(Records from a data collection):
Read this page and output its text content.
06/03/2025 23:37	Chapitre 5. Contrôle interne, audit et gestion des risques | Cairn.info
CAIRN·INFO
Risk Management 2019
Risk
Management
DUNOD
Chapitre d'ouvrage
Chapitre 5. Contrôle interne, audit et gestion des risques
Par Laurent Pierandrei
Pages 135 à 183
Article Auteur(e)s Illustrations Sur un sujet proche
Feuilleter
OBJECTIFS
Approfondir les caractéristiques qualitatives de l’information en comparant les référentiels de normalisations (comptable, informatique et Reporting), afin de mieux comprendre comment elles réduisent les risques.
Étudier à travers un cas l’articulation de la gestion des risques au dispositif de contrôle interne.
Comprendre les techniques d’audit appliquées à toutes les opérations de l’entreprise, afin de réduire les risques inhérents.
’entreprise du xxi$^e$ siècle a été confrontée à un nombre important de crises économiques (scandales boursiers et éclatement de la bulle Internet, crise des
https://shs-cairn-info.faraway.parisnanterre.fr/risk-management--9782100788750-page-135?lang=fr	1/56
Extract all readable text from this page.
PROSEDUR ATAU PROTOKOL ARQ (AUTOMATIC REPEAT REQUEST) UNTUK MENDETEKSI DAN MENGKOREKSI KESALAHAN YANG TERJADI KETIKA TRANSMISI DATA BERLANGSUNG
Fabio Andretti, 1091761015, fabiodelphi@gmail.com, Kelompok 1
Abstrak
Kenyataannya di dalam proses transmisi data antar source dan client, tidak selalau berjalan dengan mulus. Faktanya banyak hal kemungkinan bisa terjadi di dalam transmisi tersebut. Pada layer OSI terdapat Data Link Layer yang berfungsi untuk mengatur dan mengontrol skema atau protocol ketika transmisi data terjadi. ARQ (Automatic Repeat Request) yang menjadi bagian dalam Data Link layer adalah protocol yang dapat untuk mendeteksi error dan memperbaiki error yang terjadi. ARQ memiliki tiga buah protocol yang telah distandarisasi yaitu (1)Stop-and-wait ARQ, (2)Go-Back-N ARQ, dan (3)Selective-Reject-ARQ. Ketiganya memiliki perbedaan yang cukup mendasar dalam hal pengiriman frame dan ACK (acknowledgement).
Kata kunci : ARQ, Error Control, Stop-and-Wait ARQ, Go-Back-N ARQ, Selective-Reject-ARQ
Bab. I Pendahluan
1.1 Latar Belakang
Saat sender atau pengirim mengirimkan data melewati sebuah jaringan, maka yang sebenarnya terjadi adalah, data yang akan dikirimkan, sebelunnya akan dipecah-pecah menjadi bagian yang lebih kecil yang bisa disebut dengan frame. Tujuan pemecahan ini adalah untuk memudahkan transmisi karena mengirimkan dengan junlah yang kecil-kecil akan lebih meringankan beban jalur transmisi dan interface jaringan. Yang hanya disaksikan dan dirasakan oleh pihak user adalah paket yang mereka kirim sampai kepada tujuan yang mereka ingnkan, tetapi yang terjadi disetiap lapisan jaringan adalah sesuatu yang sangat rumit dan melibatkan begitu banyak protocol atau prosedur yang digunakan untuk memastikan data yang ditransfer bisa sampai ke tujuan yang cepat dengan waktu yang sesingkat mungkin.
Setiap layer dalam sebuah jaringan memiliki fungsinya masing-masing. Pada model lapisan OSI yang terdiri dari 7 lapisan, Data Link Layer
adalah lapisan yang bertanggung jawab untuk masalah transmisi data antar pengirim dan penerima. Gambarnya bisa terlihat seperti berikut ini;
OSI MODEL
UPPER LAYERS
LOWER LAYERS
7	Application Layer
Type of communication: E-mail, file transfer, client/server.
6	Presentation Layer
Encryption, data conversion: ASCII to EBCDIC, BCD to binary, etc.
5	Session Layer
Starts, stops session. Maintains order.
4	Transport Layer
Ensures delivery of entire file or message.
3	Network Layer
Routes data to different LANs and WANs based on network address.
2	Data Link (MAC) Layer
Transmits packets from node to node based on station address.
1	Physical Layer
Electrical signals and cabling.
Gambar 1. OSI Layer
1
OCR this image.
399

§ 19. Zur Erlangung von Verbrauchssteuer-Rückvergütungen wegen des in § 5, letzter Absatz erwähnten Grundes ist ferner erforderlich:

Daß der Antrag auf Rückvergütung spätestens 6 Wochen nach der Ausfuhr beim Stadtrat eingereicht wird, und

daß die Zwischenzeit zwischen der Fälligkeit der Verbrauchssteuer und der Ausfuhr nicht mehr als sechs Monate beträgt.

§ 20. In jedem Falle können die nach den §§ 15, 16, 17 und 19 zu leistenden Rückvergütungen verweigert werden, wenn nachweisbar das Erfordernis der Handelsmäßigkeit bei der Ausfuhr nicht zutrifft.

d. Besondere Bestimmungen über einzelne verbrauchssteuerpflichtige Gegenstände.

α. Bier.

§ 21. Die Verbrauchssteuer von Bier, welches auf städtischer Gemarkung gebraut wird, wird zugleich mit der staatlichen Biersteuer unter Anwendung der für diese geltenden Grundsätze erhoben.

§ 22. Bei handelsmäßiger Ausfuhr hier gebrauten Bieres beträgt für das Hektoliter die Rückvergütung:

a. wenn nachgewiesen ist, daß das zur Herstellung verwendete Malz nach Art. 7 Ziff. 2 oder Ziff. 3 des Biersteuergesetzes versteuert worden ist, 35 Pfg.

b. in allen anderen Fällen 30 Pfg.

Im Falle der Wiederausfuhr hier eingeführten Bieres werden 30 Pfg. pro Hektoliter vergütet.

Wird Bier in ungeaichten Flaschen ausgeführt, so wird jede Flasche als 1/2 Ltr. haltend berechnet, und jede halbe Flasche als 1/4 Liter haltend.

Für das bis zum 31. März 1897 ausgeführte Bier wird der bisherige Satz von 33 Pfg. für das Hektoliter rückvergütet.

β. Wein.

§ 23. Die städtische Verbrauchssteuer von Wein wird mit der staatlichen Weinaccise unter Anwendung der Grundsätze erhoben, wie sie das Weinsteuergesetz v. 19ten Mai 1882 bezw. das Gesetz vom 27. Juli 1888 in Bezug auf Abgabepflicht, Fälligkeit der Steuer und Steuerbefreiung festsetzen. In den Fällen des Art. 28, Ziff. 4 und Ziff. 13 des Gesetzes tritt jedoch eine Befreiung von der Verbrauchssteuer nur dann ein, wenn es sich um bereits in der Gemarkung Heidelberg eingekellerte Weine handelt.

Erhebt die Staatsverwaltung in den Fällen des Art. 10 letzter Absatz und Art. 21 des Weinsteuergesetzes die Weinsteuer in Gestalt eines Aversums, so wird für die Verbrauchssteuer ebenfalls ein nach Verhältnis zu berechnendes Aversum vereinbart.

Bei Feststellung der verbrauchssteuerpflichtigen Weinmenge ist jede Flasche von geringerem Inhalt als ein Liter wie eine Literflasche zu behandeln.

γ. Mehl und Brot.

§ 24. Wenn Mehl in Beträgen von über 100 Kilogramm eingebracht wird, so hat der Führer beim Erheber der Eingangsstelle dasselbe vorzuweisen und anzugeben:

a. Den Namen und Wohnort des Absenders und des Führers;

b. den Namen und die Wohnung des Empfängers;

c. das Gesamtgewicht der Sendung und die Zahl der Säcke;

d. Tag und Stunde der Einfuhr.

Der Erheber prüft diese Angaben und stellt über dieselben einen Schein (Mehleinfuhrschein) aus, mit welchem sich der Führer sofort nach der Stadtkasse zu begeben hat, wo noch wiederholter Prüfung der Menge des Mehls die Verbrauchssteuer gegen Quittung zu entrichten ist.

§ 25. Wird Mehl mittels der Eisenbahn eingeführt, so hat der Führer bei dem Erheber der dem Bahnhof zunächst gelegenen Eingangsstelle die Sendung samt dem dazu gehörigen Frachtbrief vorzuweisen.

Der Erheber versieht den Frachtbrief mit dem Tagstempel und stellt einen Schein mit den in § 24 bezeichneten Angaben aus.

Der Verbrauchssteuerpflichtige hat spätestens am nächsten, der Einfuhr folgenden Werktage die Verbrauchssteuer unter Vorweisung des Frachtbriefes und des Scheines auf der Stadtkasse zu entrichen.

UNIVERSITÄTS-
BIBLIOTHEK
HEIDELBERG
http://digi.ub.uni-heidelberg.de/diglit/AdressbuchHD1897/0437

(Aim of the exercise): Find each line with the string "spätestens" and copy it out.

(Solution for this exercise):
Daß der Antrag auf Rückvergütung spätestens 6 Wochen nach der Ausfuhr beim Stadtrat eingereicht wird, und
Der Verbrauchssteuerpflichtige hat spätestens am nächsten, der Einfuhr folgenden Werktage die Verbrauchssteuer unter Vorweisung des Frachtbriefes und des Scheines auf der Stadtkasse zu entrichen.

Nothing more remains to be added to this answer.